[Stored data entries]
= = = = = = =
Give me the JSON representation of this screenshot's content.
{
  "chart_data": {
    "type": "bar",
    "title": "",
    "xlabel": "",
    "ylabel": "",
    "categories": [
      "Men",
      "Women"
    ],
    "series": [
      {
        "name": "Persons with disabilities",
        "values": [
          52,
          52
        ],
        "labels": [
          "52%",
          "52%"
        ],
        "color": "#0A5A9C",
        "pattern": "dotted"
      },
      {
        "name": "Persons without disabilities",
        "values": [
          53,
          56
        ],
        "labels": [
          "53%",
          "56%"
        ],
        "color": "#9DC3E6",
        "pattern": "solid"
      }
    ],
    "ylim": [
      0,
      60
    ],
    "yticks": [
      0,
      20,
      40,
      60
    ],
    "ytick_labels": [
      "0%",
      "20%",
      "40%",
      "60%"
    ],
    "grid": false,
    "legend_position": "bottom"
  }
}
= = = = = = =
• Description of the task:
Each line of the material must be restated exactly.

• Solution to the exercise:
Give me the JSON representation of this screenshot's content.
{
  "chart_data": {
    "type": "bar",
    "title": "",
    "xlabel": "",
    "ylabel": "",
    "categories": [
      "Men",
      "Women"
    ],
    "series": [
      {
        "name": "Persons with disabilities",
        "values": [
          52,
          52
        ],
        "labels": [
          "52%",
          "52%"
        ],
        "color": "#0A5A9C",
        "pattern": "dotted"
      },
      {
        "name": "Persons without disabilities",
        "values": [
          53,
          56
        ],
        "labels": [
          "53%",
          "56%"
        ],
        "color": "#9DC3E6",
        "pattern": "solid"
      }
    ],
    "ylim": [
      0,
      60
    ],
    "yticks": [
      0,
      20,
      40,
      60
    ],
    "ytick_labels": [
      "0%",
      "20%",
      "40%",
      "60%"
    ],
    "grid": false,
    "legend_position": "bottom"
  }
}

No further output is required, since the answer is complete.